§ The exercise
In the entries below, count every line with the string "this". State the count and nothing else.

(Saved entries)
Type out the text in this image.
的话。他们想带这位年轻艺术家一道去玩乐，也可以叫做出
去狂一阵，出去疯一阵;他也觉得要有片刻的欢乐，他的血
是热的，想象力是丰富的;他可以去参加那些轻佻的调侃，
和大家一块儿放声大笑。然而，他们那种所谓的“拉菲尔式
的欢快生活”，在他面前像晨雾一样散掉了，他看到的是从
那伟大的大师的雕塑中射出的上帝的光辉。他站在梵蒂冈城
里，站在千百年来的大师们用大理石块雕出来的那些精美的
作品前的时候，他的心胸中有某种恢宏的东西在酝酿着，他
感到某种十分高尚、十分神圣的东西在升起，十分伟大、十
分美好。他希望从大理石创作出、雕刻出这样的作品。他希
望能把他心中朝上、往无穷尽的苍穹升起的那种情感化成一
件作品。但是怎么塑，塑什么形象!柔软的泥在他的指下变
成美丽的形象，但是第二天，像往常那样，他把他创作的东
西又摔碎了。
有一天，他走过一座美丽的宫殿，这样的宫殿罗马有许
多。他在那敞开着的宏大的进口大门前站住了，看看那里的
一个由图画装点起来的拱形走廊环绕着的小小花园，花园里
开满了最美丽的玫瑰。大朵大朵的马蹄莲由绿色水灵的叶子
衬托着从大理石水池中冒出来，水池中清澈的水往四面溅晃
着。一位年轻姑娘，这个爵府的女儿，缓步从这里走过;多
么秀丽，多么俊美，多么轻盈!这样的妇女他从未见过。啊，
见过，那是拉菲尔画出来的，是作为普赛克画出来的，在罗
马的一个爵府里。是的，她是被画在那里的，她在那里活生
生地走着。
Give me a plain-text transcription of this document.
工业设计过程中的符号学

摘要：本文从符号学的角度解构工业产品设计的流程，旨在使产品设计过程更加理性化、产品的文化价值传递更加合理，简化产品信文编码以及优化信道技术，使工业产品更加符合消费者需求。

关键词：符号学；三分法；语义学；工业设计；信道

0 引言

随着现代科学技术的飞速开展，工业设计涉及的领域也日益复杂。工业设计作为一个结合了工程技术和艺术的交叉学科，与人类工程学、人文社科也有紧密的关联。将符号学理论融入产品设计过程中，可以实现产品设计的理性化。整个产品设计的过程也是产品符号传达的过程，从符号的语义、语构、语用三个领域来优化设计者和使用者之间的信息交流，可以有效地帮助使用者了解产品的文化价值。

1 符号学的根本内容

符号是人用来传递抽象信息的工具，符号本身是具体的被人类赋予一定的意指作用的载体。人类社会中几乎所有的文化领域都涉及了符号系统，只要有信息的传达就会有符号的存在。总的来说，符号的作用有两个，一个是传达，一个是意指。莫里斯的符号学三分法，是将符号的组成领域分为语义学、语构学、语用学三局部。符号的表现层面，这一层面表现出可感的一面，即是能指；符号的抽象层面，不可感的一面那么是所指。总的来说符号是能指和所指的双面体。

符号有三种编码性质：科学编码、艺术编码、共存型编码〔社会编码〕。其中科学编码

§ Answer to the task
2